**Exercise**
Run through the data and copy out every line that mentions the word "larva".

Data extracted from a collection:
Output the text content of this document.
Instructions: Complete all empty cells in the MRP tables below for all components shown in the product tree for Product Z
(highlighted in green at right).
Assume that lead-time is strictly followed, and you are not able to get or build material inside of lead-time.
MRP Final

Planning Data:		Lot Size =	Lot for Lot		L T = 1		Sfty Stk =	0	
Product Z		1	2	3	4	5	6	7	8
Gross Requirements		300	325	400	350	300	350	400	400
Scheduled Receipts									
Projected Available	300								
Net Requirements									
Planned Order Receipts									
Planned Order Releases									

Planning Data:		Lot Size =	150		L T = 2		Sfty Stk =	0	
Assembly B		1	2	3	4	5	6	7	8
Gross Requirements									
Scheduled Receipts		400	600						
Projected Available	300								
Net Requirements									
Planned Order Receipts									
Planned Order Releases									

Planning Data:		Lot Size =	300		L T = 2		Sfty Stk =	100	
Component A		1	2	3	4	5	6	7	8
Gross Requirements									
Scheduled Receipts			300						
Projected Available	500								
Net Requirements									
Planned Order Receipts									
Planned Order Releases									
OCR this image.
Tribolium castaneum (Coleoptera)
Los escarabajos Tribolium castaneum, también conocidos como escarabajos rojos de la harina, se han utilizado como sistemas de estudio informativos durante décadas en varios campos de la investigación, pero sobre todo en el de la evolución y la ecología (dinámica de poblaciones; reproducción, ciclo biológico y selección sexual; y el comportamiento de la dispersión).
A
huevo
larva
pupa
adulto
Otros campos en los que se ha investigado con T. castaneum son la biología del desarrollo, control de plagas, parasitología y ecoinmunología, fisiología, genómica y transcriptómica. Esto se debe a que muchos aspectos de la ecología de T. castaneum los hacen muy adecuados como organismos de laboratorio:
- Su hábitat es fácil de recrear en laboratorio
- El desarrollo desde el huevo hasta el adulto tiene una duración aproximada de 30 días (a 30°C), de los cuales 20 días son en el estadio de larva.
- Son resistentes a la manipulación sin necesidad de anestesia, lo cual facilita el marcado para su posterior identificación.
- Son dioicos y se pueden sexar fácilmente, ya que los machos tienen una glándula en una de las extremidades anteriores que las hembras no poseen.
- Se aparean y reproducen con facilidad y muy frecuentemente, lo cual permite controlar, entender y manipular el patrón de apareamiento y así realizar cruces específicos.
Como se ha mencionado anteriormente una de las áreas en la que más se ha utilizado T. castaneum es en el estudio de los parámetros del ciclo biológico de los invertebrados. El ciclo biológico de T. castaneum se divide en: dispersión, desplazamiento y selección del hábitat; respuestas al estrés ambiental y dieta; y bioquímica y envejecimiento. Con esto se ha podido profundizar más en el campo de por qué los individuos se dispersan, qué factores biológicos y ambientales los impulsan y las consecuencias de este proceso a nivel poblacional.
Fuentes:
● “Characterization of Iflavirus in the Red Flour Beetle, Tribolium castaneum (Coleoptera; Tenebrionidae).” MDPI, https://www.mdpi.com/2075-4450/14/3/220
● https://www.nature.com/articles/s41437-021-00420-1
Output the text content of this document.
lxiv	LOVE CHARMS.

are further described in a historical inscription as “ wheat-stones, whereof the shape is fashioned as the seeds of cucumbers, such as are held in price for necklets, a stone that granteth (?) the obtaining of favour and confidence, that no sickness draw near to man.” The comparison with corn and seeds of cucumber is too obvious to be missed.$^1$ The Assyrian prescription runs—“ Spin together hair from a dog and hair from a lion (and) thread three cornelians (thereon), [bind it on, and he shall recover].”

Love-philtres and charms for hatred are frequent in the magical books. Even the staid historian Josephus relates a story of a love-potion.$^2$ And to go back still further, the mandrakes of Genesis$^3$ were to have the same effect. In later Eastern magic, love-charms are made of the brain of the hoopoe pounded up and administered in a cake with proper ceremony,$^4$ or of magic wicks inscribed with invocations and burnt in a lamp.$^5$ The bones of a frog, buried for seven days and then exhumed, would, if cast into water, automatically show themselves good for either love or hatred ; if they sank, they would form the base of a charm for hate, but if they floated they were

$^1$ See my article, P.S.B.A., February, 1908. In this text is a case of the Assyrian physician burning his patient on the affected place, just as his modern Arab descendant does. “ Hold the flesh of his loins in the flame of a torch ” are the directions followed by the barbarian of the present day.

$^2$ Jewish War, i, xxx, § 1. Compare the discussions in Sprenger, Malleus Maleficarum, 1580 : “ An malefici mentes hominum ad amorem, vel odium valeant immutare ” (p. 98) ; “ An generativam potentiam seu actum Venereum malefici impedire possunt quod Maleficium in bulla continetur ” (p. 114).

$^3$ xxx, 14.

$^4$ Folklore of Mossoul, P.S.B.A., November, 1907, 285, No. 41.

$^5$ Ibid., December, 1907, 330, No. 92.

**Response**
larva
- El desarrollo desde el huevo hasta el adulto tiene una duración aproximada de 30 días (a 30°C), de los cuales 20 días son en el estadio de larva.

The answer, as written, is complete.